[Dataset excerpt]
───

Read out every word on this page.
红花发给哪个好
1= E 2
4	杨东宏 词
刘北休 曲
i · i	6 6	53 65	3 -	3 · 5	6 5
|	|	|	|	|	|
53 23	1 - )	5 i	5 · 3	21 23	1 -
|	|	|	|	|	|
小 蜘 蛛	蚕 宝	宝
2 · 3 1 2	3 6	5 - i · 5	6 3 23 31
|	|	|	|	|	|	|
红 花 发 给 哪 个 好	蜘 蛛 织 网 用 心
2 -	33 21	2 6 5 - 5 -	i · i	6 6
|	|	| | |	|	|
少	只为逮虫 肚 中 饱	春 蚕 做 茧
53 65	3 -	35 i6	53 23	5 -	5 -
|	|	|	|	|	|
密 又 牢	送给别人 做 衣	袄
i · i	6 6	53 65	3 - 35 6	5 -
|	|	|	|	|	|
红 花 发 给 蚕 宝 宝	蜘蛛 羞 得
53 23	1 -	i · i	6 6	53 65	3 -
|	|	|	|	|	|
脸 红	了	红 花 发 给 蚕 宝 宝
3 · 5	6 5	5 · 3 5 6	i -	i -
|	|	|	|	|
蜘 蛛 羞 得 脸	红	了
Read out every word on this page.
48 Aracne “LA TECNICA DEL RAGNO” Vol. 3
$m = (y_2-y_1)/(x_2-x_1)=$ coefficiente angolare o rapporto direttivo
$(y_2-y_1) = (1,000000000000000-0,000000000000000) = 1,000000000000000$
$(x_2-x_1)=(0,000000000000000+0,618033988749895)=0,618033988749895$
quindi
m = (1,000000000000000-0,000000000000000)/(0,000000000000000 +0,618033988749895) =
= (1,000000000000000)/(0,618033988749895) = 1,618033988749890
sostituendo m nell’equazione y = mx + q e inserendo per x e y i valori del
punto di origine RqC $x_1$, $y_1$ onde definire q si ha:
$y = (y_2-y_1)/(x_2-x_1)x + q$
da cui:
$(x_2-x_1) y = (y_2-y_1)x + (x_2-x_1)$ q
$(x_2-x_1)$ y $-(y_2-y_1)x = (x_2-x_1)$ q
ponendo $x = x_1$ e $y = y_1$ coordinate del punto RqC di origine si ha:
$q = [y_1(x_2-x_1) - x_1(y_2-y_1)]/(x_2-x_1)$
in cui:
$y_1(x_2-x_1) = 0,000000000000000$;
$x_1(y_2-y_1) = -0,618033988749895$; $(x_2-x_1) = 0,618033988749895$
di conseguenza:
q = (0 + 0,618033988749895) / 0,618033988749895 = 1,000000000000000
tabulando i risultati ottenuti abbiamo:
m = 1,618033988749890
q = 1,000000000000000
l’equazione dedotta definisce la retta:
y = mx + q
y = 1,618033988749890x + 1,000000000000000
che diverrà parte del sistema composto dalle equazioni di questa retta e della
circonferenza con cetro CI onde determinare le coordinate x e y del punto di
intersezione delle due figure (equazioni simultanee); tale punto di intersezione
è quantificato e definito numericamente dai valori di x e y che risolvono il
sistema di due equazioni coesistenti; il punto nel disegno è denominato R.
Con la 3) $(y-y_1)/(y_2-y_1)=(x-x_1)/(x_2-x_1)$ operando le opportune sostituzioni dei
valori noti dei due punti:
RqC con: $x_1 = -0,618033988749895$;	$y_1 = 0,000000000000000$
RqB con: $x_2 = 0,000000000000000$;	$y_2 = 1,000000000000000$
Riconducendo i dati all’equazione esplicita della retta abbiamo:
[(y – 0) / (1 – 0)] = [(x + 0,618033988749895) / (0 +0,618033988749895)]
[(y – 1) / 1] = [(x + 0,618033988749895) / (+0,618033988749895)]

───

● Prompt
Extract each entry in full and write it down exactly.

● Output of the task
Read out every word on this page.
红花发给哪个好
1= E 2
4	杨东宏 词
刘北休 曲
i · i	6 6	53 65	3 -	3 · 5	6 5
|	|	|	|	|	|
53 23	1 - )	5 i	5 · 3	21 23	1 -
|	|	|	|	|	|
小 蜘 蛛	蚕 宝	宝
2 · 3 1 2	3 6	5 - i · 5	6 3 23 31
|	|	|	|	|	|	|
红 花 发 给 哪 个 好	蜘 蛛 织 网 用 心
2 -	33 21	2 6 5 - 5 -	i · i	6 6
|	|	| | |	|	|
少	只为逮虫 肚 中 饱	春 蚕 做 茧
53 65	3 -	35 i6	53 23	5 -	5 -
|	|	|	|	|	|
密 又 牢	送给别人 做 衣	袄
i · i	6 6	53 65	3 - 35 6	5 -
|	|	|	|	|	|
红 花 发 给 蚕 宝 宝	蜘蛛 羞 得
53 23	1 -	i · i	6 6	53 65	3 -
|	|	|	|	|	|
脸 红	了	红 花 发 给 蚕 宝 宝
3 · 5	6 5	5 · 3 5 6	i -	i -
|	|	|	|	|
蜘 蛛 羞 得 脸	红	了
Read out every word on this page.
48 Aracne “LA TECNICA DEL RAGNO” Vol. 3
$m = (y_2-y_1)/(x_2-x_1)=$ coefficiente angolare o rapporto direttivo
$(y_2-y_1) = (1,000000000000000-0,000000000000000) = 1,000000000000000$
$(x_2-x_1)=(0,000000000000000+0,618033988749895)=0,618033988749895$
quindi
m = (1,000000000000000-0,000000000000000)/(0,000000000000000 +0,618033988749895) =
= (1,000000000000000)/(0,618033988749895) = 1,618033988749890
sostituendo m nell’equazione y = mx + q e inserendo per x e y i valori del
punto di origine RqC $x_1$, $y_1$ onde definire q si ha:
$y = (y_2-y_1)/(x_2-x_1)x + q$
da cui:
$(x_2-x_1) y = (y_2-y_1)x + (x_2-x_1)$ q
$(x_2-x_1)$ y $-(y_2-y_1)x = (x_2-x_1)$ q
ponendo $x = x_1$ e $y = y_1$ coordinate del punto RqC di origine si ha:
$q = [y_1(x_2-x_1) - x_1(y_2-y_1)]/(x_2-x_1)$
in cui:
$y_1(x_2-x_1) = 0,000000000000000$;
$x_1(y_2-y_1) = -0,618033988749895$; $(x_2-x_1) = 0,618033988749895$
di conseguenza:
q = (0 + 0,618033988749895) / 0,618033988749895 = 1,000000000000000
tabulando i risultati ottenuti abbiamo:
m = 1,618033988749890
q = 1,000000000000000
l’equazione dedotta definisce la retta:
y = mx + q
y = 1,618033988749890x + 1,000000000000000
che diverrà parte del sistema composto dalle equazioni di questa retta e della
circonferenza con cetro CI onde determinare le coordinate x e y del punto di
intersezione delle due figure (equazioni simultanee); tale punto di intersezione
è quantificato e definito numericamente dai valori di x e y che risolvono il
sistema di due equazioni coesistenti; il punto nel disegno è denominato R.
Con la 3) $(y-y_1)/(y_2-y_1)=(x-x_1)/(x_2-x_1)$ operando le opportune sostituzioni dei
valori noti dei due punti:
RqC con: $x_1 = -0,618033988749895$;	$y_1 = 0,000000000000000$
RqB con: $x_2 = 0,000000000000000$;	$y_2 = 1,000000000000000$
Riconducendo i dati all’equazione esplicita della retta abbiamo:
[(y – 0) / (1 – 0)] = [(x + 0,618033988749895) / (0 +0,618033988749895)]
[(y – 1) / 1] = [(x + 0,618033988749895) / (+0,618033988749895)]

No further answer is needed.